- [Goal]: In the rows below, write out every line word for word, starting at the line that contains "x-tick-label: 60-64 — [548, 686, 586, 703]" and ending at the line that contains "series-line-korea — [92, 208, 570, 608]", with both of those lines included.
-- Start --
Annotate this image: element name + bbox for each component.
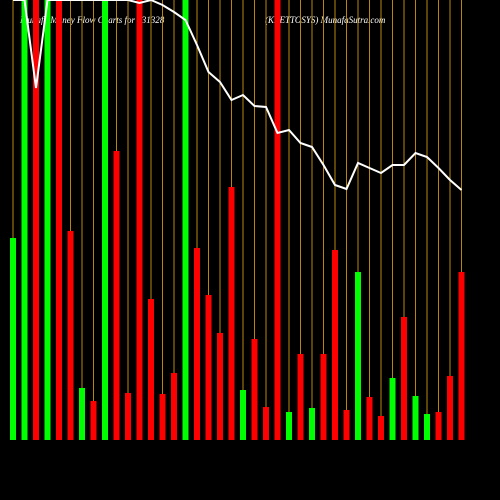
bar: [435, 412, 442, 440]
bar: [274, 0, 281, 440]
chart-title: Munafa Money Flow Charts for 531328: [19, 15, 165, 25]
bar: [355, 272, 361, 440]
bar: [228, 187, 235, 440]
chart-subtitle: (KRETTOSYS) MunafaSutra.com: [265, 15, 386, 25]
bar: [447, 376, 453, 440]
bar: [366, 397, 373, 440]
bar: [102, 0, 108, 440]
bar: [389, 378, 396, 440]
bar: [56, 0, 62, 440]
bar: [401, 317, 407, 440]
bar: [125, 393, 131, 440]
bar: [182, 0, 189, 440]
bar: [332, 250, 338, 440]
bar: [90, 401, 97, 440]
bar: [44, 0, 51, 440]
bar: [309, 408, 315, 440]
bar: [286, 412, 292, 440]
bar: [33, 0, 39, 440]
bar: [458, 272, 465, 440]
bar: [320, 354, 327, 440]
bar: [240, 390, 246, 440]
bar: [136, 0, 143, 440]
bar: [67, 231, 74, 440]
bar: [113, 151, 120, 440]
bar: [297, 354, 304, 440]
bar: [424, 414, 430, 440]
bar: [21, 0, 28, 440]
bar: [194, 248, 200, 440]
bar: [343, 410, 350, 440]
flow-line: [13, 0, 463, 191]
bar: [217, 333, 223, 440]
bar: [205, 295, 212, 440]
bar: [79, 388, 85, 440]
bar: [159, 394, 166, 440]
bar: [263, 407, 269, 440]
bar: [171, 373, 177, 440]
bar: [10, 238, 16, 440]
bar: [251, 339, 258, 440]
bar: [378, 416, 384, 440]
bar: [148, 299, 154, 440]
bar: [412, 396, 419, 440]
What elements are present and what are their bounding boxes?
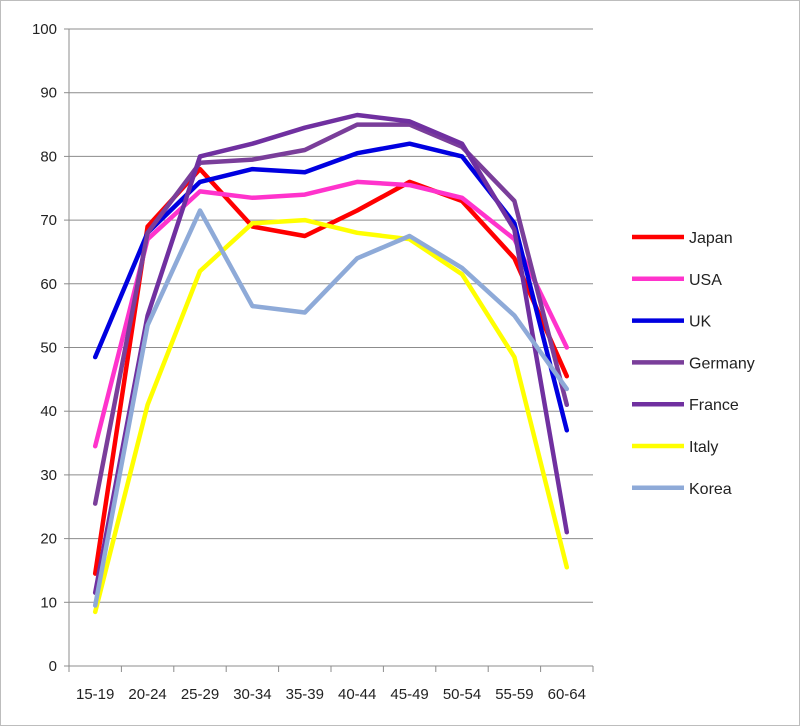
x-tick-label: 60-64 — [548, 686, 586, 703]
y-tick-label: 0 — [49, 658, 57, 675]
series-line-usa — [92, 179, 570, 449]
y-tick-label: 40 — [40, 403, 57, 420]
legend-label: Japan — [689, 230, 733, 247]
legend-label: France — [689, 397, 739, 414]
legend-label: UK — [689, 314, 712, 331]
legend-item-usa: USA — [632, 272, 722, 289]
gridlines — [69, 28, 593, 603]
legend: Japan USA UK Germany France Italy Korea — [632, 230, 755, 498]
y-tick-label: 20 — [40, 531, 57, 548]
legend-item-germany: Germany — [632, 355, 755, 372]
y-tick-label: 10 — [40, 594, 57, 611]
x-tick-labels: 15-19 20-24 25-29 30-34 35-39 40-44 45-49 50-54… — [76, 686, 586, 703]
legend-item-italy: Italy — [632, 439, 718, 456]
y-tick-label: 80 — [40, 148, 57, 165]
y-tick-label: 90 — [40, 85, 57, 102]
series-line-korea — [92, 208, 570, 608]
x-tick-label: 45-49 — [390, 686, 428, 703]
legend-label: USA — [689, 272, 722, 289]
x-tick-label: 55-59 — [495, 686, 533, 703]
y-tick-label: 50 — [40, 340, 57, 357]
y-tick-label: 30 — [40, 467, 57, 484]
series-line-italy — [92, 217, 570, 615]
axes — [64, 28, 594, 672]
series-line-japan — [92, 166, 570, 576]
x-tick-label: 30-34 — [233, 686, 271, 703]
y-tick-labels: 0 10 20 30 40 50 60 70 80 90 100 — [32, 21, 57, 675]
x-tick-label: 25-29 — [181, 686, 219, 703]
x-tick-label: 15-19 — [76, 686, 114, 703]
legend-item-korea: Korea — [632, 481, 732, 498]
x-tick-label: 50-54 — [443, 686, 481, 703]
series-line-germany — [92, 122, 570, 506]
legend-item-japan: Japan — [632, 230, 733, 247]
legend-item-uk: UK — [632, 314, 712, 331]
legend-label: Germany — [689, 355, 755, 372]
legend-label: Korea — [689, 481, 732, 498]
legend-label: Italy — [689, 439, 718, 456]
series-lines — [92, 112, 570, 615]
legend-item-france: France — [632, 397, 739, 414]
y-tick-label: 60 — [40, 276, 57, 293]
series-line-france — [92, 112, 570, 595]
x-tick-label: 40-44 — [338, 686, 376, 703]
y-tick-label: 100 — [32, 21, 57, 38]
y-tick-label: 70 — [40, 212, 57, 229]
x-tick-label: 35-39 — [286, 686, 324, 703]
x-tick-label: 20-24 — [128, 686, 166, 703]
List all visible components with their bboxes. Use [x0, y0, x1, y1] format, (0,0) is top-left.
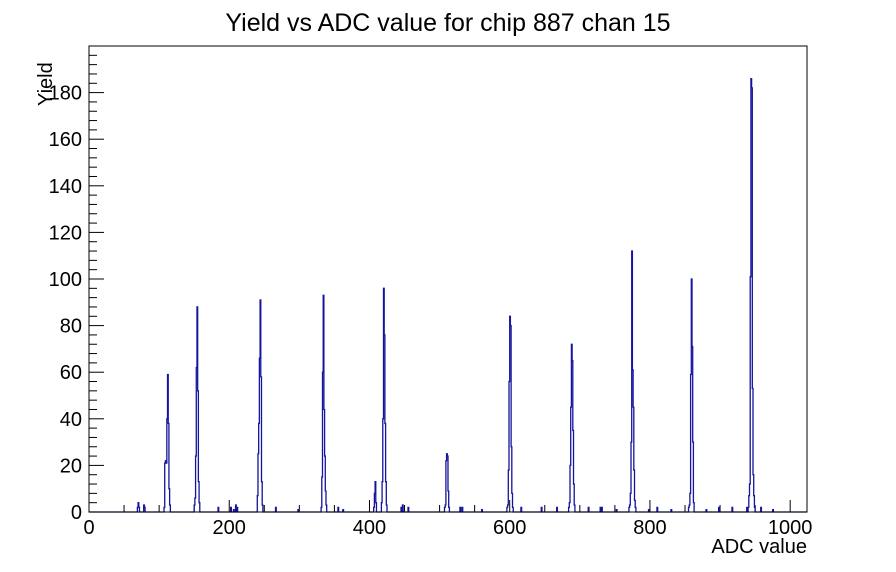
y-tick-label: 100 — [49, 269, 82, 291]
y-tick-label: 20 — [60, 455, 82, 477]
y-axis-ticks — [89, 45, 104, 513]
y-tick-label: 160 — [49, 129, 82, 151]
chart-title: Yield vs ADC value for chip 887 chan 15 — [225, 9, 670, 37]
y-tick-label: 120 — [49, 222, 82, 244]
y-tick-label: 0 — [71, 502, 82, 524]
histogram-series — [89, 77, 807, 513]
y-axis-title: Yield — [35, 62, 57, 106]
x-tick-label: 400 — [353, 517, 386, 539]
x-axis-title: ADC value — [711, 536, 807, 558]
y-axis-tick-labels: 0 20 40 60 80 100 120 140 160 180 — [49, 83, 82, 524]
y-tick-label: 40 — [60, 409, 82, 431]
y-tick-label: 80 — [60, 316, 82, 338]
x-tick-label: 600 — [493, 517, 526, 539]
y-tick-label: 140 — [49, 176, 82, 198]
x-tick-label: 0 — [83, 517, 94, 539]
x-tick-label: 800 — [633, 517, 666, 539]
plot-frame — [88, 45, 808, 513]
x-tick-label: 200 — [213, 517, 246, 539]
y-tick-label: 180 — [49, 83, 82, 105]
y-tick-label: 60 — [60, 362, 82, 384]
x-axis-tick-labels: 0 200 400 600 800 1000 — [83, 517, 812, 539]
x-tick-label: 1000 — [768, 517, 813, 539]
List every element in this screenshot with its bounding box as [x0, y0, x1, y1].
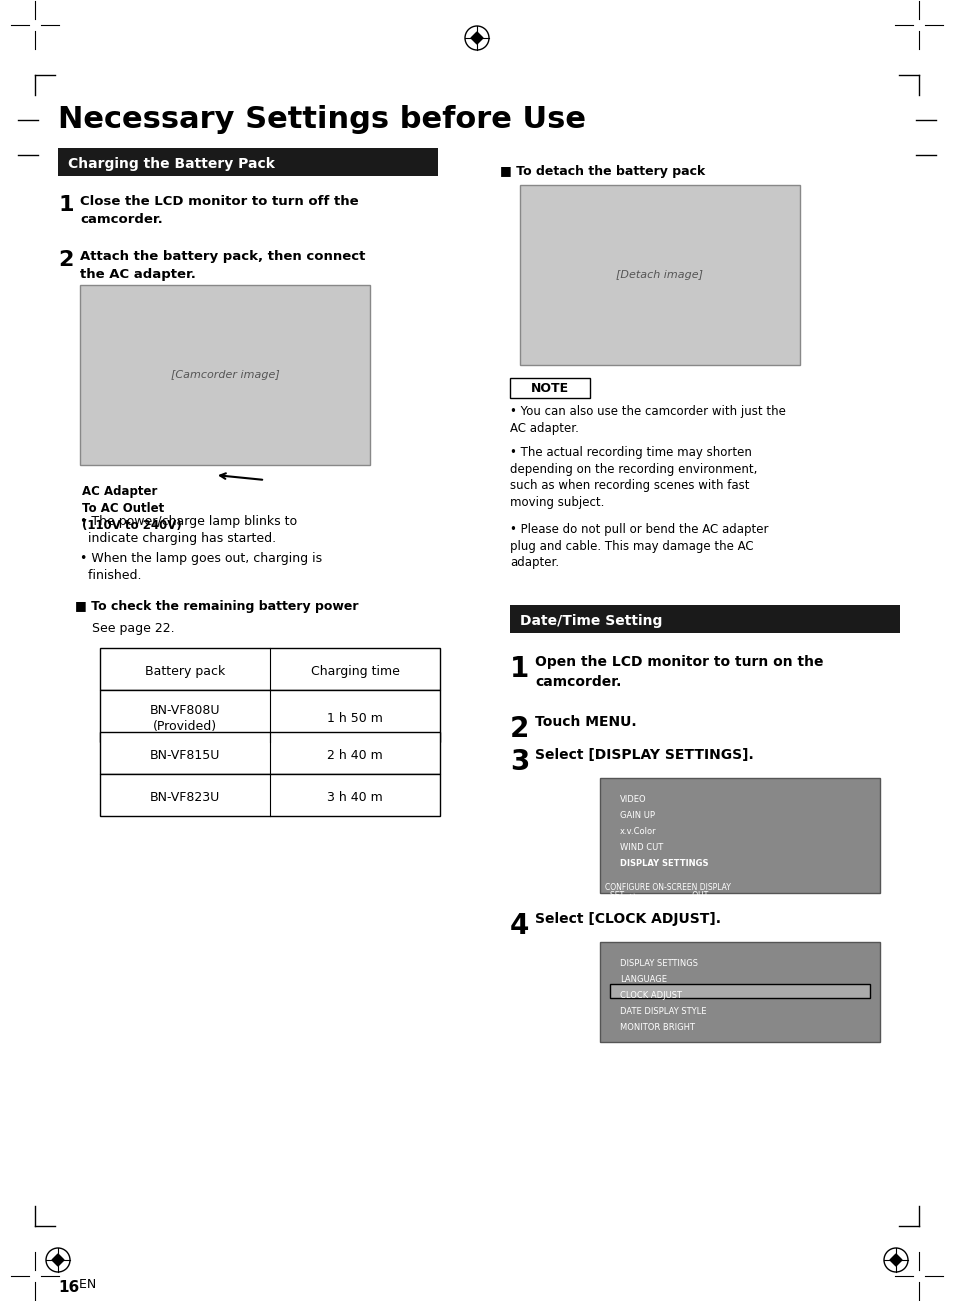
Text: CLOCK ADJUST: CLOCK ADJUST	[619, 991, 681, 1000]
Text: Battery pack: Battery pack	[145, 665, 225, 678]
Text: Open the LCD monitor to turn on the
camcorder.: Open the LCD monitor to turn on the camc…	[535, 654, 822, 688]
Text: 2: 2	[58, 250, 73, 271]
Text: Select [CLOCK ADJUST].: Select [CLOCK ADJUST].	[535, 912, 720, 926]
FancyBboxPatch shape	[609, 984, 869, 998]
Text: DISPLAY SETTINGS: DISPLAY SETTINGS	[619, 959, 698, 968]
FancyBboxPatch shape	[599, 942, 879, 1042]
Text: 2 h 40 m: 2 h 40 m	[327, 748, 382, 761]
Text: • The actual recording time may shorten
depending on the recording environment,
: • The actual recording time may shorten …	[510, 446, 757, 509]
FancyBboxPatch shape	[100, 732, 439, 774]
FancyBboxPatch shape	[80, 285, 370, 464]
Polygon shape	[889, 1254, 901, 1266]
Text: GAIN UP: GAIN UP	[619, 811, 655, 820]
Text: [Detach image]: [Detach image]	[616, 271, 702, 280]
Text: ■ To check the remaining battery power: ■ To check the remaining battery power	[75, 600, 358, 613]
FancyBboxPatch shape	[519, 185, 800, 366]
Text: VIDEO: VIDEO	[619, 795, 646, 804]
Polygon shape	[52, 1254, 64, 1266]
Text: DATE DISPLAY STYLE: DATE DISPLAY STYLE	[619, 1007, 706, 1016]
Text: 1 h 50 m: 1 h 50 m	[327, 712, 382, 725]
Text: 3: 3	[510, 748, 529, 775]
Text: Attach the battery pack, then connect
the AC adapter.: Attach the battery pack, then connect th…	[80, 250, 365, 281]
Text: Select [DISPLAY SETTINGS].: Select [DISPLAY SETTINGS].	[535, 748, 753, 762]
Text: 1: 1	[510, 654, 529, 683]
Text: • The power/charge lamp blinks to
  indicate charging has started.: • The power/charge lamp blinks to indica…	[80, 515, 296, 545]
Text: • Please do not pull or bend the AC adapter
plug and cable. This may damage the : • Please do not pull or bend the AC adap…	[510, 523, 768, 569]
Text: ■ To detach the battery pack: ■ To detach the battery pack	[499, 165, 704, 178]
Text: Charging time: Charging time	[311, 665, 399, 678]
Text: CONFIGURE ON-SCREEN DISPLAY: CONFIGURE ON-SCREEN DISPLAY	[604, 883, 730, 892]
FancyBboxPatch shape	[599, 778, 879, 892]
Text: 1: 1	[58, 195, 73, 215]
Text: EN: EN	[75, 1278, 96, 1291]
Text: 3 h 40 m: 3 h 40 m	[327, 791, 382, 804]
Polygon shape	[471, 33, 482, 44]
FancyBboxPatch shape	[100, 774, 439, 816]
Text: LANGUAGE: LANGUAGE	[619, 974, 666, 984]
FancyBboxPatch shape	[58, 148, 437, 176]
Text: • You can also use the camcorder with just the
AC adapter.: • You can also use the camcorder with ju…	[510, 405, 785, 435]
Text: Charging the Battery Pack: Charging the Battery Pack	[68, 157, 274, 170]
Text: DISPLAY SETTINGS: DISPLAY SETTINGS	[619, 859, 708, 868]
Text: AC Adapter
To AC Outlet
(110V to 240V): AC Adapter To AC Outlet (110V to 240V)	[82, 485, 182, 532]
FancyBboxPatch shape	[510, 605, 899, 634]
Text: SET  ↩                        OUT: SET ↩ OUT	[609, 891, 707, 900]
FancyBboxPatch shape	[100, 690, 439, 742]
Text: BN-VF808U
(Provided): BN-VF808U (Provided)	[150, 704, 220, 732]
Text: x.v.Color: x.v.Color	[619, 827, 656, 837]
Text: 16: 16	[58, 1280, 79, 1294]
Text: Date/Time Setting: Date/Time Setting	[519, 614, 661, 628]
FancyBboxPatch shape	[510, 379, 589, 398]
Text: BN-VF823U: BN-VF823U	[150, 791, 220, 804]
Text: MONITOR BRIGHT: MONITOR BRIGHT	[619, 1023, 695, 1032]
Text: • When the lamp goes out, charging is
  finished.: • When the lamp goes out, charging is fi…	[80, 552, 322, 582]
Text: 2: 2	[510, 716, 529, 743]
Text: Close the LCD monitor to turn off the
camcorder.: Close the LCD monitor to turn off the ca…	[80, 195, 358, 226]
Text: Touch MENU.: Touch MENU.	[535, 716, 636, 729]
Text: Necessary Settings before Use: Necessary Settings before Use	[58, 105, 585, 134]
Text: NOTE: NOTE	[531, 381, 569, 394]
Text: 4: 4	[510, 912, 529, 941]
Text: [Camcorder image]: [Camcorder image]	[171, 369, 279, 380]
Text: BN-VF815U: BN-VF815U	[150, 748, 220, 761]
FancyBboxPatch shape	[100, 648, 439, 690]
Text: WIND CUT: WIND CUT	[619, 843, 662, 852]
Text: See page 22.: See page 22.	[91, 622, 174, 635]
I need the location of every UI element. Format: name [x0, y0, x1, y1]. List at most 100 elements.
-- End --
- [Problem solution]:
x-tick-label: 60-64 — [548, 686, 586, 703]
y-tick-label: 0 — [49, 658, 57, 675]
series-line-usa — [92, 179, 570, 449]
y-tick-label: 40 — [40, 403, 57, 420]
legend-label: Japan — [689, 230, 733, 247]
legend-label: France — [689, 397, 739, 414]
legend-label: UK — [689, 314, 712, 331]
legend-item-usa: USA — [632, 272, 722, 289]
gridlines — [69, 28, 593, 603]
legend: Japan USA UK Germany France Italy Korea — [632, 230, 755, 498]
y-tick-label: 20 — [40, 531, 57, 548]
legend-item-germany: Germany — [632, 355, 755, 372]
y-tick-label: 10 — [40, 594, 57, 611]
x-tick-labels: 15-19 20-24 25-29 30-34 35-39 40-44 45-49 50-54… — [76, 686, 586, 703]
legend-item-italy: Italy — [632, 439, 718, 456]
y-tick-label: 80 — [40, 148, 57, 165]
y-tick-label: 90 — [40, 85, 57, 102]
series-line-korea — [92, 208, 570, 608]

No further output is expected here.